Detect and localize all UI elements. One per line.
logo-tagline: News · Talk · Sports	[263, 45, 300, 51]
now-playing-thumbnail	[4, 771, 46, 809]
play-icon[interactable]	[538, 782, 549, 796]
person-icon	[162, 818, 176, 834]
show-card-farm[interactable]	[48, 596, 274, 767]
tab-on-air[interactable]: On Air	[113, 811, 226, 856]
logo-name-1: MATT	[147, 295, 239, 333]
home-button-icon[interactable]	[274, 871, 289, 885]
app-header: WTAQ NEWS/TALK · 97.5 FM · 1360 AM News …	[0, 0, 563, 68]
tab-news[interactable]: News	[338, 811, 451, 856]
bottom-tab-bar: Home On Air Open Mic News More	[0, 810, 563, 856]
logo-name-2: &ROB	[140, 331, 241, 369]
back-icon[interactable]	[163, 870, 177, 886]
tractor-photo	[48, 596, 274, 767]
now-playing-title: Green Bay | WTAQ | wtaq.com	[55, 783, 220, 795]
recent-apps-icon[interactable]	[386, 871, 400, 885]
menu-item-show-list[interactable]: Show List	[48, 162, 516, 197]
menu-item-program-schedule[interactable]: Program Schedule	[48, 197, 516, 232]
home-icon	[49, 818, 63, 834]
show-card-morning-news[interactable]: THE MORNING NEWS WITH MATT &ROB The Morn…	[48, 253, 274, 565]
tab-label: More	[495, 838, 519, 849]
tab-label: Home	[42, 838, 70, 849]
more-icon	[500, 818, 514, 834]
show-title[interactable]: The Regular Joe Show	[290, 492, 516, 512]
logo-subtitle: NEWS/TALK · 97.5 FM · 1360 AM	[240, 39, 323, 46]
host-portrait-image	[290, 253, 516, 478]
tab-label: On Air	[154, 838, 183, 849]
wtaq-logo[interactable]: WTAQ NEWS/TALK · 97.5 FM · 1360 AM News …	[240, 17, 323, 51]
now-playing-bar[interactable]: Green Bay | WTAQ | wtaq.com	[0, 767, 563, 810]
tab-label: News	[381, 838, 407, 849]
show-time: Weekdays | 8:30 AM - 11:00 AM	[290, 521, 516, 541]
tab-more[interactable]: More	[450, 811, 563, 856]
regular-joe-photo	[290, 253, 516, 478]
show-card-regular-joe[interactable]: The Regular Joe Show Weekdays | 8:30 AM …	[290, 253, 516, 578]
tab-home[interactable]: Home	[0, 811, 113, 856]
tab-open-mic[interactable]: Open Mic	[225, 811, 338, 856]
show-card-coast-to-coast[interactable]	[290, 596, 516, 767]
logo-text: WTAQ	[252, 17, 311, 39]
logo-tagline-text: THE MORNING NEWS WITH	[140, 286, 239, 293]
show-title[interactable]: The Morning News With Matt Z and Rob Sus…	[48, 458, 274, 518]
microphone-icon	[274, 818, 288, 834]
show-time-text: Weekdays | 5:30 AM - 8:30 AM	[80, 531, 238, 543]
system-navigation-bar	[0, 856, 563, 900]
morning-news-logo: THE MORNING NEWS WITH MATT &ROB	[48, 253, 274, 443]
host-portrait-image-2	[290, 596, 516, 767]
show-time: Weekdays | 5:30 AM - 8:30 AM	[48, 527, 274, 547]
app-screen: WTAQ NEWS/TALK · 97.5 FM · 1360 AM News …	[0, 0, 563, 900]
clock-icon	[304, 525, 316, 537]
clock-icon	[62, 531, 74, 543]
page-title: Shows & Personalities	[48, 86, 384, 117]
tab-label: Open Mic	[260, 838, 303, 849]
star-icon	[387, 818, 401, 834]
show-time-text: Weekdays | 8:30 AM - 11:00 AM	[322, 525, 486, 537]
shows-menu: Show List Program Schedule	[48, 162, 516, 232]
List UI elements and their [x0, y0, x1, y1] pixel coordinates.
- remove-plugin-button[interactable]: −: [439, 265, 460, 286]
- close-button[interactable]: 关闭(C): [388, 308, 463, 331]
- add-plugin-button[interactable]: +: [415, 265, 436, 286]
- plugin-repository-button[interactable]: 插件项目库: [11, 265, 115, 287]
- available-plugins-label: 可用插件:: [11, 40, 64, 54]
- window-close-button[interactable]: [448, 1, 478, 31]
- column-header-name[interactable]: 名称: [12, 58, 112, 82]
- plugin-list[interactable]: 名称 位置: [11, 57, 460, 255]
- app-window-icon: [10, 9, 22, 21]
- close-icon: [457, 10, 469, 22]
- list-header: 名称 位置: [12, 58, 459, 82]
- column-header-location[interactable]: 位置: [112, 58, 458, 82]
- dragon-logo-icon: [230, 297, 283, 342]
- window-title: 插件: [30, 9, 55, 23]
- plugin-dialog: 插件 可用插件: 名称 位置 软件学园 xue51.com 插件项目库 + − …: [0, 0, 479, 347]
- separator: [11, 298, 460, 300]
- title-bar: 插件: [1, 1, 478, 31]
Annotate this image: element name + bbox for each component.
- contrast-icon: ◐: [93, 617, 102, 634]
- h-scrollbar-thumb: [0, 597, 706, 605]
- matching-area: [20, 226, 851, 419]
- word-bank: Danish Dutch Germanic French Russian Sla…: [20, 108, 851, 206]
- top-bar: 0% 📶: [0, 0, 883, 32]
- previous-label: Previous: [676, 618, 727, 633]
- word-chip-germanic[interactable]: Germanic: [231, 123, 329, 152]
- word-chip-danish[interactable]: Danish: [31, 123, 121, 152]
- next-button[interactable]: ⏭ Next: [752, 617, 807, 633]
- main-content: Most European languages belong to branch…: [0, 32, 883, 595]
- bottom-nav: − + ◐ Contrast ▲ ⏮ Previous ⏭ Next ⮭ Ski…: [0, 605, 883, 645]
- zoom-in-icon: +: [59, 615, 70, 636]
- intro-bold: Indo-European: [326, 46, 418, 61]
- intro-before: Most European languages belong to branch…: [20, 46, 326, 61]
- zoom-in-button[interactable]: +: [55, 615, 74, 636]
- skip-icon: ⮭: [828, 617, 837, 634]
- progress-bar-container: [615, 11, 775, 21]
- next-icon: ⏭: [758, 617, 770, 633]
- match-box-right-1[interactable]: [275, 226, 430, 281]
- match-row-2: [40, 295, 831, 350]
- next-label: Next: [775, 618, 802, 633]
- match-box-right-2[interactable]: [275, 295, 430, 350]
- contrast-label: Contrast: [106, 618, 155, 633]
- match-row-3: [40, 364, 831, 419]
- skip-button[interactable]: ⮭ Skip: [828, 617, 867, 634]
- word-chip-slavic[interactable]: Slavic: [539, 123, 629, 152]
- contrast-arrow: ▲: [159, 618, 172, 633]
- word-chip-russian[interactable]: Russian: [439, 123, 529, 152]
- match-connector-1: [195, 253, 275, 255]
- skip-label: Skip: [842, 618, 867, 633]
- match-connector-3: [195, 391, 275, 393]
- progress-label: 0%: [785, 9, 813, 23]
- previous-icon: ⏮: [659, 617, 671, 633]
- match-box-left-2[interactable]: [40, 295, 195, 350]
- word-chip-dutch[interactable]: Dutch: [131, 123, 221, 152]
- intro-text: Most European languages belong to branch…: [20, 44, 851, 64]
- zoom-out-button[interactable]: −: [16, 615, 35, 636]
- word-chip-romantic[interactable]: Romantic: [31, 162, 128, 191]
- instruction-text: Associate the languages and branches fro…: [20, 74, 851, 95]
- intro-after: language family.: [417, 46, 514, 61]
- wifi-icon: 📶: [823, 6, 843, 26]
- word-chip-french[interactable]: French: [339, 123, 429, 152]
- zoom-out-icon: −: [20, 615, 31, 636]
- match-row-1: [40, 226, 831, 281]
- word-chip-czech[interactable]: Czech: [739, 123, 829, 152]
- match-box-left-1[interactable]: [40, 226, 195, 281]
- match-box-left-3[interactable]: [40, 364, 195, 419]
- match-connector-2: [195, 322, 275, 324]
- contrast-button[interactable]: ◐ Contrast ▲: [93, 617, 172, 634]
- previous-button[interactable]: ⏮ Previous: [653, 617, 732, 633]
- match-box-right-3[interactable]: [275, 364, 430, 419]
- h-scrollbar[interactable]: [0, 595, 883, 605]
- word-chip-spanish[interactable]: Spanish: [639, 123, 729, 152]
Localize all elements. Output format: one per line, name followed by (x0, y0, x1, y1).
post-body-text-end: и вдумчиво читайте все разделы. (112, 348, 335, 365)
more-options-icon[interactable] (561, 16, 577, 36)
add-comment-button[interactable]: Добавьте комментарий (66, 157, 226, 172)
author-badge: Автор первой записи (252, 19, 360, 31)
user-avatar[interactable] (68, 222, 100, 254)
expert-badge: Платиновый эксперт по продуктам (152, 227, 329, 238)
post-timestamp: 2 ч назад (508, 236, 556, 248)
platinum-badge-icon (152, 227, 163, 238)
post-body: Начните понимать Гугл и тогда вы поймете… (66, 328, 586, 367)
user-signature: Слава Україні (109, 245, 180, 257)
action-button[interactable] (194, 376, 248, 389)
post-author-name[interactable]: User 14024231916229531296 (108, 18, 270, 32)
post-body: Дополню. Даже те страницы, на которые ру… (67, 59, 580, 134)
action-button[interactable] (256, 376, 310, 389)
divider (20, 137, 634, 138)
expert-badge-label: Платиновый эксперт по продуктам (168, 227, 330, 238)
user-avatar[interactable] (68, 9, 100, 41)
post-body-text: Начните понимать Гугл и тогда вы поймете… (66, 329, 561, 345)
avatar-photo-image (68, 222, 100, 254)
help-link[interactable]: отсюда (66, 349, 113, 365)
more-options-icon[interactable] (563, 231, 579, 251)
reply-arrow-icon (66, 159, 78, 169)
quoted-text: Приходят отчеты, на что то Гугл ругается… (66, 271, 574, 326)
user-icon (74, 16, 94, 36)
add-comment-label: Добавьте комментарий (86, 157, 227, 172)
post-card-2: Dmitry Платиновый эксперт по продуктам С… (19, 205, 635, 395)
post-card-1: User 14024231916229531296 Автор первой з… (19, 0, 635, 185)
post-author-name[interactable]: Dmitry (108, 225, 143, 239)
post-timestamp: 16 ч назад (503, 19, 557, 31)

......

Short exercise
Reproduce, unchanged, the stretch of the records from their start through the line containing "811, 226, 856]".

Answer
Detect and localize all UI elements. One per line.
logo-tagline: News · Talk · Sports	[263, 45, 300, 51]
now-playing-thumbnail	[4, 771, 46, 809]
play-icon[interactable]	[538, 782, 549, 796]
person-icon	[162, 818, 176, 834]
show-card-farm[interactable]	[48, 596, 274, 767]
tab-on-air[interactable]: On Air	[113, 811, 226, 856]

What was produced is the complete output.